--- BEGIN ITEMS ---

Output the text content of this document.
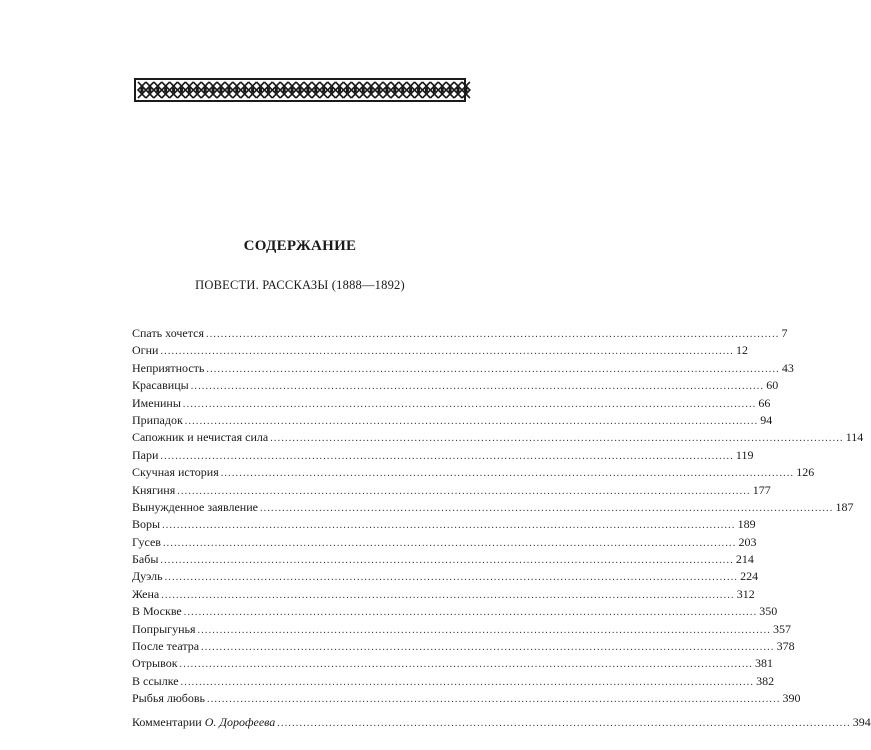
СОДЕРЖАНИЕ
ПОВЕСТИ. РАССКАЗЫ (1888—1892)
Спать хочется ........................................................................................................................................................... 7
Огни ........................................................................................................................................................... 12
Неприятность ........................................................................................................................................................... 43
Красавицы ........................................................................................................................................................... 60
Именины ........................................................................................................................................................... 66
Припадок ........................................................................................................................................................... 94
Сапожник и нечистая сила ........................................................................................................................................................... 114
Пари ........................................................................................................................................................... 119
Скучная история ........................................................................................................................................................... 126
Княгиня ........................................................................................................................................................... 177
Вынужденное заявление ........................................................................................................................................................... 187
Воры ........................................................................................................................................................... 189
Гусев ........................................................................................................................................................... 203
Бабы ........................................................................................................................................................... 214
Дуэль ........................................................................................................................................................... 224
Жена ........................................................................................................................................................... 312
В Москве ........................................................................................................................................................... 350
Попрыгунья ........................................................................................................................................................... 357
После театра ........................................................................................................................................................... 378
Отрывок ........................................................................................................................................................... 381
В ссылке ........................................................................................................................................................... 382
Рыбья любовь ........................................................................................................................................................... 390
Комментарии О. Дорофеева ........................................................................................................................................................... 394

--- END ITEMS ---

▸ **PROBLEM DESCRIPTION**
Leave the pictures out and output the rest of the listing exactly.

▸ **FINAL ANSWER**
Output the text content of this document.
СОДЕРЖАНИЕ
ПОВЕСТИ. РАССКАЗЫ (1888—1892)
Спать хочется ........................................................................................................................................................... 7
Огни ........................................................................................................................................................... 12
Неприятность ........................................................................................................................................................... 43
Красавицы ........................................................................................................................................................... 60
Именины ........................................................................................................................................................... 66
Припадок ........................................................................................................................................................... 94
Сапожник и нечистая сила ........................................................................................................................................................... 114
Пари ........................................................................................................................................................... 119
Скучная история ........................................................................................................................................................... 126
Княгиня ........................................................................................................................................................... 177
Вынужденное заявление ........................................................................................................................................................... 187
Воры ........................................................................................................................................................... 189
Гусев ........................................................................................................................................................... 203
Бабы ........................................................................................................................................................... 214
Дуэль ........................................................................................................................................................... 224
Жена ........................................................................................................................................................... 312
В Москве ........................................................................................................................................................... 350
Попрыгунья ........................................................................................................................................................... 357
После театра ........................................................................................................................................................... 378
Отрывок ........................................................................................................................................................... 381
В ссылке ........................................................................................................................................................... 382
Рыбья любовь ........................................................................................................................................................... 390
Комментарии О. Дорофеева ........................................................................................................................................................... 394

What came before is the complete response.